(A block of data)

########################################

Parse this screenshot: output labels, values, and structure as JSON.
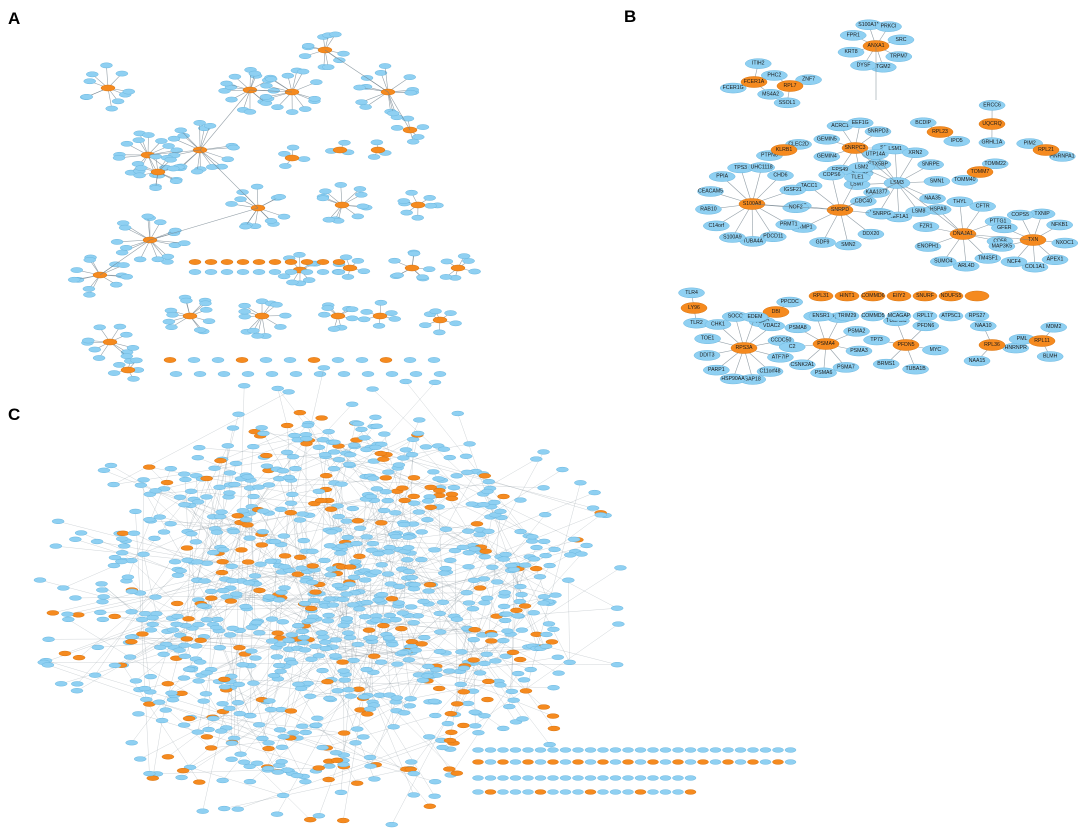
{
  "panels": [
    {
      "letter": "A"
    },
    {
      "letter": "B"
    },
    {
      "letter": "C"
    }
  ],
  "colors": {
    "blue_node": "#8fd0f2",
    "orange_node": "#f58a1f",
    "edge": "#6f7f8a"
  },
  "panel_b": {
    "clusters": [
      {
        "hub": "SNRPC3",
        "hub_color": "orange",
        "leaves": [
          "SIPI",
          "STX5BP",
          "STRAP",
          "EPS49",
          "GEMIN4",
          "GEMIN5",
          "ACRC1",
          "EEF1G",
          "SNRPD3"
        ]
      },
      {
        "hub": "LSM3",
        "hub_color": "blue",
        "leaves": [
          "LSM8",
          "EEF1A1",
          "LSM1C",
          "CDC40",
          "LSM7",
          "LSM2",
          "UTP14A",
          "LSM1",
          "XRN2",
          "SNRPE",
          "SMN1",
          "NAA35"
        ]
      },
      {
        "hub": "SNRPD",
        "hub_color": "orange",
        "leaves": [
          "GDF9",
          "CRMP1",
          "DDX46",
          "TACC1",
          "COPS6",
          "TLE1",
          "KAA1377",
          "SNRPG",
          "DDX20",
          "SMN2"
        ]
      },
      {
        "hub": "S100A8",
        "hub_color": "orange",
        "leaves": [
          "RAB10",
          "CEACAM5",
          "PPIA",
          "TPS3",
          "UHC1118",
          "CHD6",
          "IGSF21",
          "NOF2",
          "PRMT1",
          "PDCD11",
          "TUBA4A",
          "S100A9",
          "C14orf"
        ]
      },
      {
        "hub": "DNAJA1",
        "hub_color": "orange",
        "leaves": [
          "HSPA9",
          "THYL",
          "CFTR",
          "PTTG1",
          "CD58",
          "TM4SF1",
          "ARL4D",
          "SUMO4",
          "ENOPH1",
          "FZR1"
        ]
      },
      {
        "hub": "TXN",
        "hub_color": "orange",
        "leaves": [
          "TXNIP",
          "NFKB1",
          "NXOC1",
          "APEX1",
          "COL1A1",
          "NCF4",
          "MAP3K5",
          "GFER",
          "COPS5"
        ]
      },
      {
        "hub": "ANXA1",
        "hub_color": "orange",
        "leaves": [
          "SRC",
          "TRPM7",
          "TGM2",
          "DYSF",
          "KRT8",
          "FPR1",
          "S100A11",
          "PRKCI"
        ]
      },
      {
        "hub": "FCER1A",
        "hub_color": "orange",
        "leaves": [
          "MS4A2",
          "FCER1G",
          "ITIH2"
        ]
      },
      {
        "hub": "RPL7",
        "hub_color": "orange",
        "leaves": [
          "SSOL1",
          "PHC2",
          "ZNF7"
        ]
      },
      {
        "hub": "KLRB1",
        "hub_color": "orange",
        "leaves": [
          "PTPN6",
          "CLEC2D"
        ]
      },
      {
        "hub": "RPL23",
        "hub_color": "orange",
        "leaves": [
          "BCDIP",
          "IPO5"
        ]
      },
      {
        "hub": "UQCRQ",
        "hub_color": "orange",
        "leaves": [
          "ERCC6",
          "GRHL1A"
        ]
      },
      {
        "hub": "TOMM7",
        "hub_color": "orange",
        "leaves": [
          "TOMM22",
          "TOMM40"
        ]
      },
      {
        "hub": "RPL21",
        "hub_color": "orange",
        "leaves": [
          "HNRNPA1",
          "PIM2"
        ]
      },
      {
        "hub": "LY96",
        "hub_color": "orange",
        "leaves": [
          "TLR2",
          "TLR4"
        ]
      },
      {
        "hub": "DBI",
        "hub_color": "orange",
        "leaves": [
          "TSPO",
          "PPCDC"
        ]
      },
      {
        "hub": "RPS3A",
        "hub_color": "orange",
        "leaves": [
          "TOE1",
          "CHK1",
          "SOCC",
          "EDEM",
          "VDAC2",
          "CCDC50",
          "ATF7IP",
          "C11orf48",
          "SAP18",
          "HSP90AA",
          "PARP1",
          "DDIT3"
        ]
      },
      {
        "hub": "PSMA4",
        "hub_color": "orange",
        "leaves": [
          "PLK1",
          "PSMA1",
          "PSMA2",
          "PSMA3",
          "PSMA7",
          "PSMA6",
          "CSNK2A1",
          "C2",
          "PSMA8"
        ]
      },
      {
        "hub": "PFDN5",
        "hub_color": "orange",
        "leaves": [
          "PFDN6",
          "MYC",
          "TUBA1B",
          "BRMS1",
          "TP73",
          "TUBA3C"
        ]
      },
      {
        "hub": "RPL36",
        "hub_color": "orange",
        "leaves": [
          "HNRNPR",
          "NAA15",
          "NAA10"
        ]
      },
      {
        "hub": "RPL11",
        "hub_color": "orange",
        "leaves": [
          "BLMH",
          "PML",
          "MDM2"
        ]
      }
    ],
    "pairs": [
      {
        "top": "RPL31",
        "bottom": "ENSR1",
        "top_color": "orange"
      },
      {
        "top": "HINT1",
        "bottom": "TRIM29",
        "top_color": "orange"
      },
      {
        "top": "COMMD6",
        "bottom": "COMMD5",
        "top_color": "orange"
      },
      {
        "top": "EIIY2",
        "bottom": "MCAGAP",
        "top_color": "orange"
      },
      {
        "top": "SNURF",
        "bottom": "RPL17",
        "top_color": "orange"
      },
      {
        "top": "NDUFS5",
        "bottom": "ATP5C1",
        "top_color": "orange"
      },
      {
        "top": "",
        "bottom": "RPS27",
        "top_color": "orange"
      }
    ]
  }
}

########################################

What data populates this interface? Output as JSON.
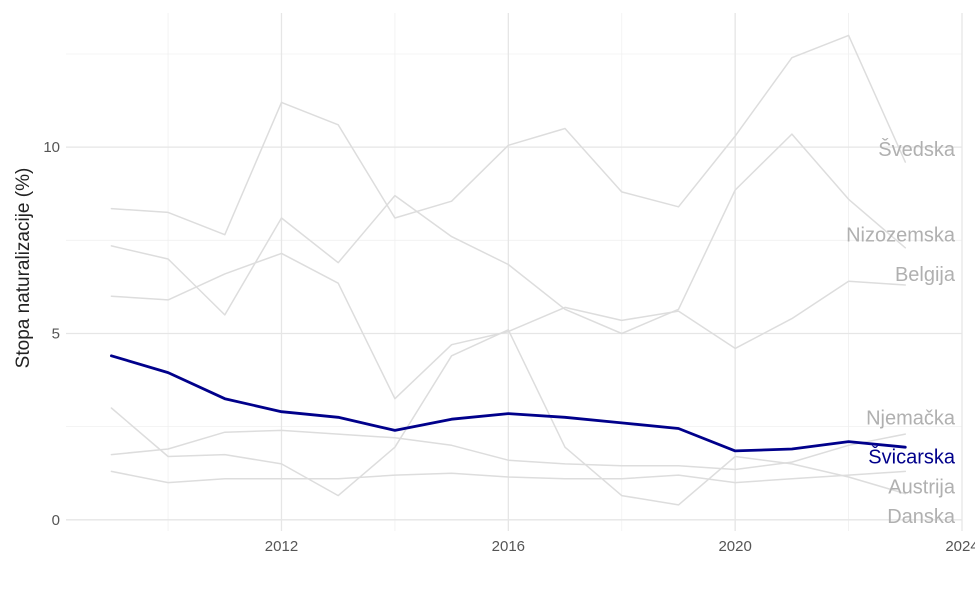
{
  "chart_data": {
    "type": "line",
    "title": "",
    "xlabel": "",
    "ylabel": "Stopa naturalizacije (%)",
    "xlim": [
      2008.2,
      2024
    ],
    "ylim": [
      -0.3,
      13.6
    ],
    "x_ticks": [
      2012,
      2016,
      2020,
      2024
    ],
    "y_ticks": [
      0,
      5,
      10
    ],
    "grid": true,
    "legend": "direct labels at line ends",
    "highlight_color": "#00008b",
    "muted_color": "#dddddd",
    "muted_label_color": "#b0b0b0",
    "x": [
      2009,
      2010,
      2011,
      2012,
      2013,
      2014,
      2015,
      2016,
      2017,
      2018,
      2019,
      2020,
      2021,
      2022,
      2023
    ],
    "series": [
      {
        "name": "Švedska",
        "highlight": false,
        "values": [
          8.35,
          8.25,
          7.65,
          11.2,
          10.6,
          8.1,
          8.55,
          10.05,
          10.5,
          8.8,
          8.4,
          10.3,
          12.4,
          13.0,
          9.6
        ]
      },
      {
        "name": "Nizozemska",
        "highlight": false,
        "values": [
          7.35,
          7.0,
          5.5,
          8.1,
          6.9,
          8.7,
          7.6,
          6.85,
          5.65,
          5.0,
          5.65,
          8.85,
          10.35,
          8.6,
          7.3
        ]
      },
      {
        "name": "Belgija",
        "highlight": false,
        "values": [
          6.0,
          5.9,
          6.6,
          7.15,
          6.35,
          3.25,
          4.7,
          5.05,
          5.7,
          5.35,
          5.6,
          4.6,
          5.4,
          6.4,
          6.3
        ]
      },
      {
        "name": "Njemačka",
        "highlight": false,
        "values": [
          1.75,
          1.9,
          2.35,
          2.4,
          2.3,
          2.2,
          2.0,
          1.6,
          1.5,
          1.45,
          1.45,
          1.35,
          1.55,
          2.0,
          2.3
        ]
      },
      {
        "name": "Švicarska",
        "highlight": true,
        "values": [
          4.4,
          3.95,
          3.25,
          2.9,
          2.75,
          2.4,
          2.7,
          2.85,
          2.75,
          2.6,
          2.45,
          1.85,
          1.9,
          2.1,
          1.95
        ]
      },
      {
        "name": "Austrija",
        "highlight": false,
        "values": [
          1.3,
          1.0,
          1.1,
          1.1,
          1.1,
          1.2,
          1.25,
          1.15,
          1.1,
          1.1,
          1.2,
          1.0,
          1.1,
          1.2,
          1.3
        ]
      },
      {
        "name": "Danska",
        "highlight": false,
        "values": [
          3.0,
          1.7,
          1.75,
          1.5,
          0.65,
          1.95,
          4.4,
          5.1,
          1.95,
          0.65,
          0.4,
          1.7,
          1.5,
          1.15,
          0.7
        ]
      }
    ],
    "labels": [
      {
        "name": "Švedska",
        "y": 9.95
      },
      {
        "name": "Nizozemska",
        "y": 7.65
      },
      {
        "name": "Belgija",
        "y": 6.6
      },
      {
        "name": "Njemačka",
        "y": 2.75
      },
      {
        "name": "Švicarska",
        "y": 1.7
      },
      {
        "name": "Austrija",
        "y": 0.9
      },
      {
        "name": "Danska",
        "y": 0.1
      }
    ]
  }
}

########################################

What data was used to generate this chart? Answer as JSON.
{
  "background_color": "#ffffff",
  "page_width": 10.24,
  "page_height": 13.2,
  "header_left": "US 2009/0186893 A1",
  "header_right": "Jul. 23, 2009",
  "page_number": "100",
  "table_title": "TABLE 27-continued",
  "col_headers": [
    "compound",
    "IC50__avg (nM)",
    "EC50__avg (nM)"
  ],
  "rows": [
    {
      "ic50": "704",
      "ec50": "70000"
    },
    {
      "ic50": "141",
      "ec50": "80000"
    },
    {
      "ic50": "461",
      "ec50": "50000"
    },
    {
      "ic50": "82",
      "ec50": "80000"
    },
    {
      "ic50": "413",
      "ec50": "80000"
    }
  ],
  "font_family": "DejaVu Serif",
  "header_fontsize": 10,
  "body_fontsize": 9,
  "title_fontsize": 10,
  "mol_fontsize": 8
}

########################################

**What is asked**
Tally the lines that hold the string "bottom" and state the total, nothing more.

**Task output**
7